>>>

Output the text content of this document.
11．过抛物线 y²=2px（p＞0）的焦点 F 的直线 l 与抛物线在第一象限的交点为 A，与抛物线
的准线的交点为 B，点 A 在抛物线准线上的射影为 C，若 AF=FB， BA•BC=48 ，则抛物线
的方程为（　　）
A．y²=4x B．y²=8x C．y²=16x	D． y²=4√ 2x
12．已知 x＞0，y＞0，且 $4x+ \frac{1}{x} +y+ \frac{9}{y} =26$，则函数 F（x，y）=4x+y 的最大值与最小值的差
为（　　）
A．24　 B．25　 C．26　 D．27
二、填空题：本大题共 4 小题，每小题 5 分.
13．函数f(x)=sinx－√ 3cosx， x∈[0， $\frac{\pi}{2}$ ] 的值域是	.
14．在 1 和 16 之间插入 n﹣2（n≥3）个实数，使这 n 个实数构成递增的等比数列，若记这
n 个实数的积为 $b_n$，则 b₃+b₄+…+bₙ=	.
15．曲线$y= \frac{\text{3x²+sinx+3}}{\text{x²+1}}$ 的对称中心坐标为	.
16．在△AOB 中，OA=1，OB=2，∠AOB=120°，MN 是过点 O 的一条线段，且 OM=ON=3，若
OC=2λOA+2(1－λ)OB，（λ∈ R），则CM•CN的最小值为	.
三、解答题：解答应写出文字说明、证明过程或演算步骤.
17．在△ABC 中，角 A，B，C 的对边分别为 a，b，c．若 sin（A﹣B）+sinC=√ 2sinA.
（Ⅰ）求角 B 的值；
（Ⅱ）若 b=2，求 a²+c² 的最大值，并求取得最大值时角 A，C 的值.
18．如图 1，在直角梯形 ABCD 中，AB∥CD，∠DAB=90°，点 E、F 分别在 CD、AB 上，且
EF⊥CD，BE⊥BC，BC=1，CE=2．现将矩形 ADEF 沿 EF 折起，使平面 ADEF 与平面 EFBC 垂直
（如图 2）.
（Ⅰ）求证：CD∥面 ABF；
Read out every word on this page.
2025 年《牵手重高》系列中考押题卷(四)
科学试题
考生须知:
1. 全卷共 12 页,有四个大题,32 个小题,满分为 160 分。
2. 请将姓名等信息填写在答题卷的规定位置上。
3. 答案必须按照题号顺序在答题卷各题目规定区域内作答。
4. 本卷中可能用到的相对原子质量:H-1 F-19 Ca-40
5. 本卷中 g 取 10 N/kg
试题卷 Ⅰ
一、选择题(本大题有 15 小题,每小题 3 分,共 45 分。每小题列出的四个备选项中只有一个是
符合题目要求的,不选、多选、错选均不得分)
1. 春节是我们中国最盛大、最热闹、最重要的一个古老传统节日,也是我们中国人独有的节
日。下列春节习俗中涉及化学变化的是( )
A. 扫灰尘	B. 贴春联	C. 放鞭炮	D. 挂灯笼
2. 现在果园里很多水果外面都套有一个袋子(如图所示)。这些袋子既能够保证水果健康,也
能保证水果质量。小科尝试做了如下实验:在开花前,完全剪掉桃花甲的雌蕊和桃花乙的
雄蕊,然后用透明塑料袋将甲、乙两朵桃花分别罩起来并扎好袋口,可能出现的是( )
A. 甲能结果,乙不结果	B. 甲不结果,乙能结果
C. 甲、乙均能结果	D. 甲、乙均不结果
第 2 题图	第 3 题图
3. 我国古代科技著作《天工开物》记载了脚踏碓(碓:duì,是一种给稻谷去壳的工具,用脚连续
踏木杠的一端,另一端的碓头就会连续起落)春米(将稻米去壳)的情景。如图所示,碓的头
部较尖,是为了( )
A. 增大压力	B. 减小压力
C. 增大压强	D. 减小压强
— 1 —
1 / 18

<<<

_What you have to do_: Copy out every line of the data that includes the word "如图所示".

_Output_:
2. 现在果园里很多水果外面都套有一个袋子(如图所示)。这些袋子既能够保证水果健康,也
踏木杠的一端,另一端的碓头就会连续起落)春米(将稻米去壳)的情景。如图所示,碓的头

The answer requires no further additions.